-- TASK INPUTS start --
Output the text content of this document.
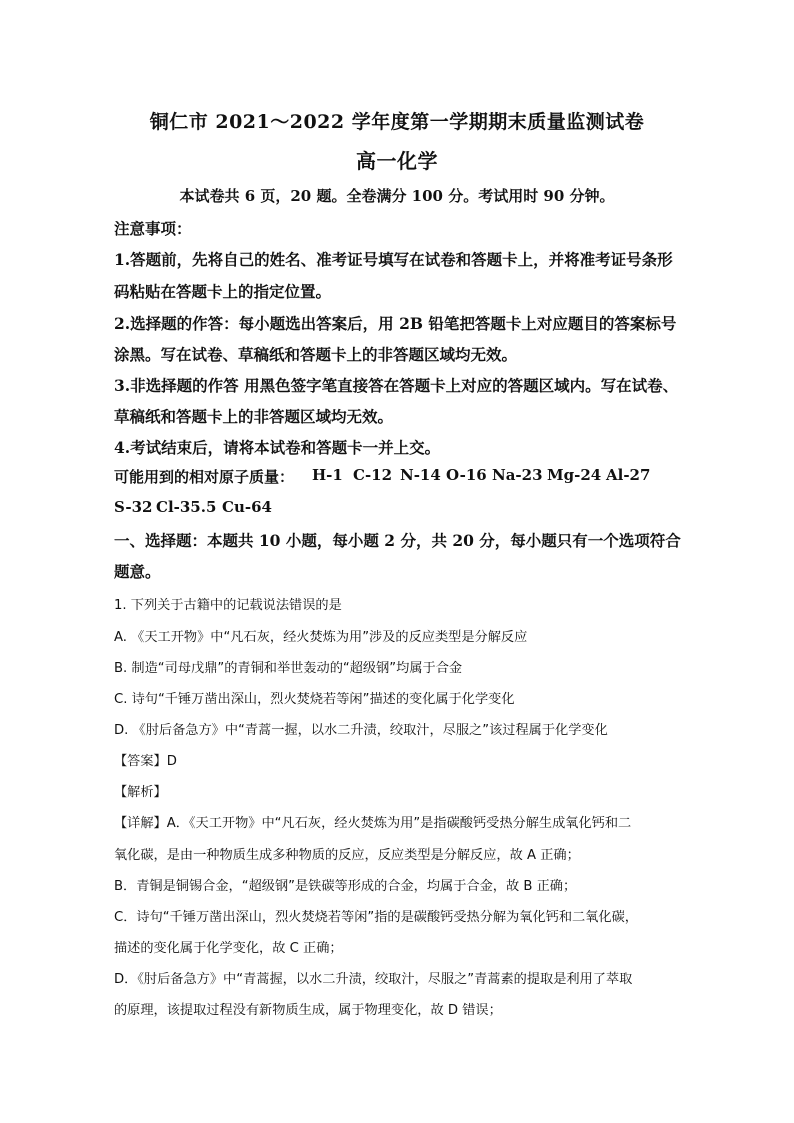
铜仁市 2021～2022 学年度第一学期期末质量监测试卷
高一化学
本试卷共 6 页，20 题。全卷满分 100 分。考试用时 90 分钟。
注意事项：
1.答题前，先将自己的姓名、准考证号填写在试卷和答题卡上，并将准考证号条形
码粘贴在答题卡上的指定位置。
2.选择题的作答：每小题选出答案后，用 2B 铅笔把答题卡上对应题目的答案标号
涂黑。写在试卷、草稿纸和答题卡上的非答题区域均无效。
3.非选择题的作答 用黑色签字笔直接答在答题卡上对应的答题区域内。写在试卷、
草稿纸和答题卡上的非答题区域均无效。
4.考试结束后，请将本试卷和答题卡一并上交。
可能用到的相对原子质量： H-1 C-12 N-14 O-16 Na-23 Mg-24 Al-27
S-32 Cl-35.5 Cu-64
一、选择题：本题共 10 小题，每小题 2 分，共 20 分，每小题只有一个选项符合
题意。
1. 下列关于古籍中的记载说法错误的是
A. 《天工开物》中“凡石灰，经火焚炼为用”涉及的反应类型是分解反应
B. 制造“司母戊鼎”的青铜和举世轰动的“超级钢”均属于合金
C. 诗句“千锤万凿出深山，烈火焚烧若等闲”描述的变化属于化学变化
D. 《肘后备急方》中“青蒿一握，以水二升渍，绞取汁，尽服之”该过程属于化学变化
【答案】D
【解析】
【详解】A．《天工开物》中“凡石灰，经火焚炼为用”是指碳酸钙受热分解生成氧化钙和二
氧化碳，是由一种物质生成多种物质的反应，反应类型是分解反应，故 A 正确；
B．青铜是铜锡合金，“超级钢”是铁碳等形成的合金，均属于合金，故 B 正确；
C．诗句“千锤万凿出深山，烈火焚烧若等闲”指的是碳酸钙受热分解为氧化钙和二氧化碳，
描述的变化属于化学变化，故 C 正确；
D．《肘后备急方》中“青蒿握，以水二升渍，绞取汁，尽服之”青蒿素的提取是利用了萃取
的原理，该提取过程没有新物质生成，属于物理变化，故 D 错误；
-- TASK INPUTS end --
-- TASK INPUTS start --
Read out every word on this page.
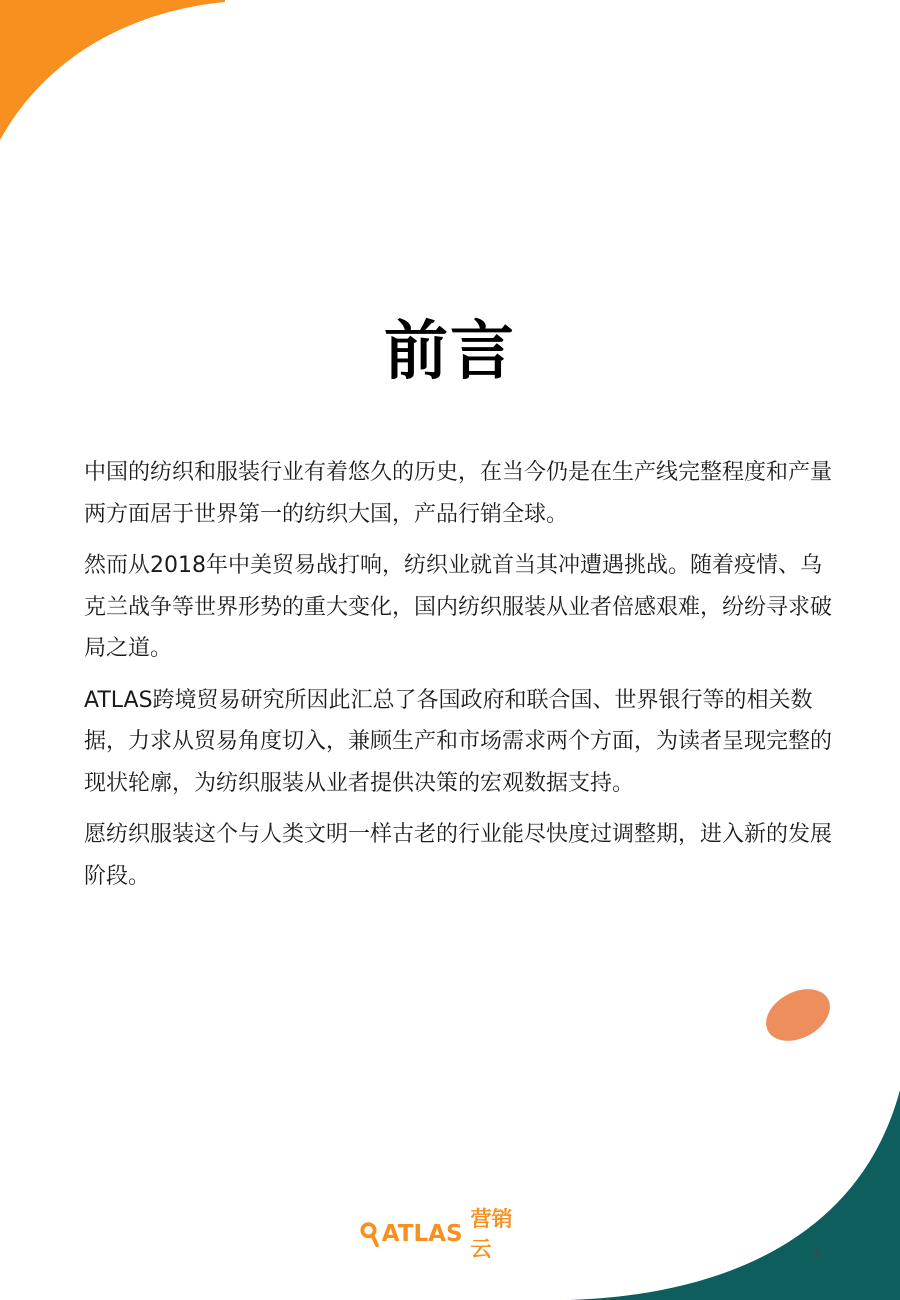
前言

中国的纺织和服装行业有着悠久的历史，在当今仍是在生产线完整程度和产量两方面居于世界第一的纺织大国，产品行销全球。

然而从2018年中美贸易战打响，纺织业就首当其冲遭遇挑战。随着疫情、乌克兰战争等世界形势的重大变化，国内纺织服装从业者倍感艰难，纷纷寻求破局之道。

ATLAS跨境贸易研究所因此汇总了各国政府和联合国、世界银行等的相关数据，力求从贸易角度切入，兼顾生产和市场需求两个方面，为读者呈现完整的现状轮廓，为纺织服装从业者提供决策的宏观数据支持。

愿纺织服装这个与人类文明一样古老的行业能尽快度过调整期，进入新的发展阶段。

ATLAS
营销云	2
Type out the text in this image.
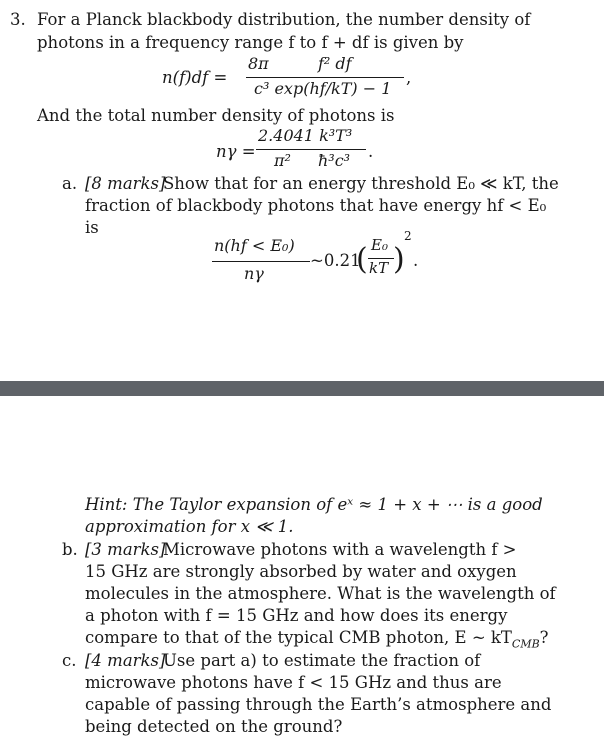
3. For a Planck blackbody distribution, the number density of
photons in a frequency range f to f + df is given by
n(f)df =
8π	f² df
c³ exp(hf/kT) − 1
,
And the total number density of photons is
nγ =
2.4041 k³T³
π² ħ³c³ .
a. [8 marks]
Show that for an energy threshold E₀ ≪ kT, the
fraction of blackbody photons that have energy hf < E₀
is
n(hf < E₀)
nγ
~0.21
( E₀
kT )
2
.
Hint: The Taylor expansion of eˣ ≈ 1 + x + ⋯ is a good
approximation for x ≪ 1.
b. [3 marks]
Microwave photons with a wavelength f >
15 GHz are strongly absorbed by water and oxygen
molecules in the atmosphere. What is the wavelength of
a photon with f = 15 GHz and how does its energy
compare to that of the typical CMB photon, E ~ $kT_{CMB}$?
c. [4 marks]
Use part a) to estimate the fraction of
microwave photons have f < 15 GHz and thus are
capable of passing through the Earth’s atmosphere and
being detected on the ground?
-- TASK INPUTS end --
Locate and copy each line in the data above that includes the word "均属于合金".

B. 制造“司母戊鼎”的青铜和举世轰动的“超级钢”均属于合金
B．青铜是铜锡合金，“超级钢”是铁碳等形成的合金，均属于合金，故 B 正确；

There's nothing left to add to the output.